Given request:
Every entry that follows should be reproduced exactly.
>>>
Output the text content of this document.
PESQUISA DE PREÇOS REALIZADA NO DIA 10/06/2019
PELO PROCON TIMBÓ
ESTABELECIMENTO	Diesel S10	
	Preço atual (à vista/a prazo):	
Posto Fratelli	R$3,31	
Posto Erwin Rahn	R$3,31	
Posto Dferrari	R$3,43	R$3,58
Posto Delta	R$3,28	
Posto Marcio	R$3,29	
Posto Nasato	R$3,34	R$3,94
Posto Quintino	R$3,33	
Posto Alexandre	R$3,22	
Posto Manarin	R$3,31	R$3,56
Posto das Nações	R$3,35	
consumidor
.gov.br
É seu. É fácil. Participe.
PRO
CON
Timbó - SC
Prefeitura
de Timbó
<<<
Solution for this exercise:
Output the text content of this document.
PESQUISA DE PREÇOS REALIZADA NO DIA 10/06/2019
PELO PROCON TIMBÓ
ESTABELECIMENTO	Diesel S10	
	Preço atual (à vista/a prazo):	
Posto Fratelli	R$3,31	
Posto Erwin Rahn	R$3,31	
Posto Dferrari	R$3,43	R$3,58
Posto Delta	R$3,28	
Posto Marcio	R$3,29	
Posto Nasato	R$3,34	R$3,94
Posto Quintino	R$3,33	
Posto Alexandre	R$3,22	
Posto Manarin	R$3,31	R$3,56
Posto das Nações	R$3,35	
consumidor
.gov.br
É seu. É fácil. Participe.
PRO
CON
Timbó - SC
Prefeitura
de Timbó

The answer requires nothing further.